## start DATA SUPPLIED

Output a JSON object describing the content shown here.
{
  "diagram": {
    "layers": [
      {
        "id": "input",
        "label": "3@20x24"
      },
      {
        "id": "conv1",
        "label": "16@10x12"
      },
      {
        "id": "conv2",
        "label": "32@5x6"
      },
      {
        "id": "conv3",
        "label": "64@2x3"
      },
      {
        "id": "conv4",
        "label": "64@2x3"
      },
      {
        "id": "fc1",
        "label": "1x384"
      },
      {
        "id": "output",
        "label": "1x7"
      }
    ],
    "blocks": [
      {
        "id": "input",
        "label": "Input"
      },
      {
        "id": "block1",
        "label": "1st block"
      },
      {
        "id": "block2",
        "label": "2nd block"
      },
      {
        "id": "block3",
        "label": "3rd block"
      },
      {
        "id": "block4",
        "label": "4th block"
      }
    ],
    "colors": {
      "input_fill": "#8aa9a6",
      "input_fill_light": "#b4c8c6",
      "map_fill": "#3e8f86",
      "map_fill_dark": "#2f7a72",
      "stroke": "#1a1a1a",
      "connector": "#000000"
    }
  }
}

## end DATA SUPPLIED

• [EXERCISE DETAILS]:
Return the entries in full, keeping every line exactly as it is.

• [SOLUTION FOR THIS PROBLEM]:
Output a JSON object describing the content shown here.
{
  "diagram": {
    "layers": [
      {
        "id": "input",
        "label": "3@20x24"
      },
      {
        "id": "conv1",
        "label": "16@10x12"
      },
      {
        "id": "conv2",
        "label": "32@5x6"
      },
      {
        "id": "conv3",
        "label": "64@2x3"
      },
      {
        "id": "conv4",
        "label": "64@2x3"
      },
      {
        "id": "fc1",
        "label": "1x384"
      },
      {
        "id": "output",
        "label": "1x7"
      }
    ],
    "blocks": [
      {
        "id": "input",
        "label": "Input"
      },
      {
        "id": "block1",
        "label": "1st block"
      },
      {
        "id": "block2",
        "label": "2nd block"
      },
      {
        "id": "block3",
        "label": "3rd block"
      },
      {
        "id": "block4",
        "label": "4th block"
      }
    ],
    "colors": {
      "input_fill": "#8aa9a6",
      "input_fill_light": "#b4c8c6",
      "map_fill": "#3e8f86",
      "map_fill_dark": "#2f7a72",
      "stroke": "#1a1a1a",
      "connector": "#000000"
    }
  }
}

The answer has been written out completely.